§ GIVEN TASK
Each line holding the word "Katy" counts once; give the total and nothing more.

____

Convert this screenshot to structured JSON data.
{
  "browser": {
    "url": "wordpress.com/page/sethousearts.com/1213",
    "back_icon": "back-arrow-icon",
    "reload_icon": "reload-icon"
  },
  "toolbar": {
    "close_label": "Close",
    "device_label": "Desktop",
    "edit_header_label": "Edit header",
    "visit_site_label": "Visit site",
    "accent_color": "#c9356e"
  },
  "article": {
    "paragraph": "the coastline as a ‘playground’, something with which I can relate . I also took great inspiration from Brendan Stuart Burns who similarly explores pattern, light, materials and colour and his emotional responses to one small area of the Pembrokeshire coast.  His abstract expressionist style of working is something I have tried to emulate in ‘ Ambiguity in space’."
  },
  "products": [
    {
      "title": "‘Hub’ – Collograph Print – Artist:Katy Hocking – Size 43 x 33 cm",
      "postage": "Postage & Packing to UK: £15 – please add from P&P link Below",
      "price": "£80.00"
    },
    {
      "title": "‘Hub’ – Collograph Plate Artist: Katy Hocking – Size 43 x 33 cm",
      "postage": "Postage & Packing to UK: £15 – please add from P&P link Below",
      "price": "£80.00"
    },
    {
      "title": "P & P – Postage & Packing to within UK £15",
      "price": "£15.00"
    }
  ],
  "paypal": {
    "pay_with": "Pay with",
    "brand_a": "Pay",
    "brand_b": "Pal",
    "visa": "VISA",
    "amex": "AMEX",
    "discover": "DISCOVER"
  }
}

____

§ ANSWER FOR THIS EXERCISE
2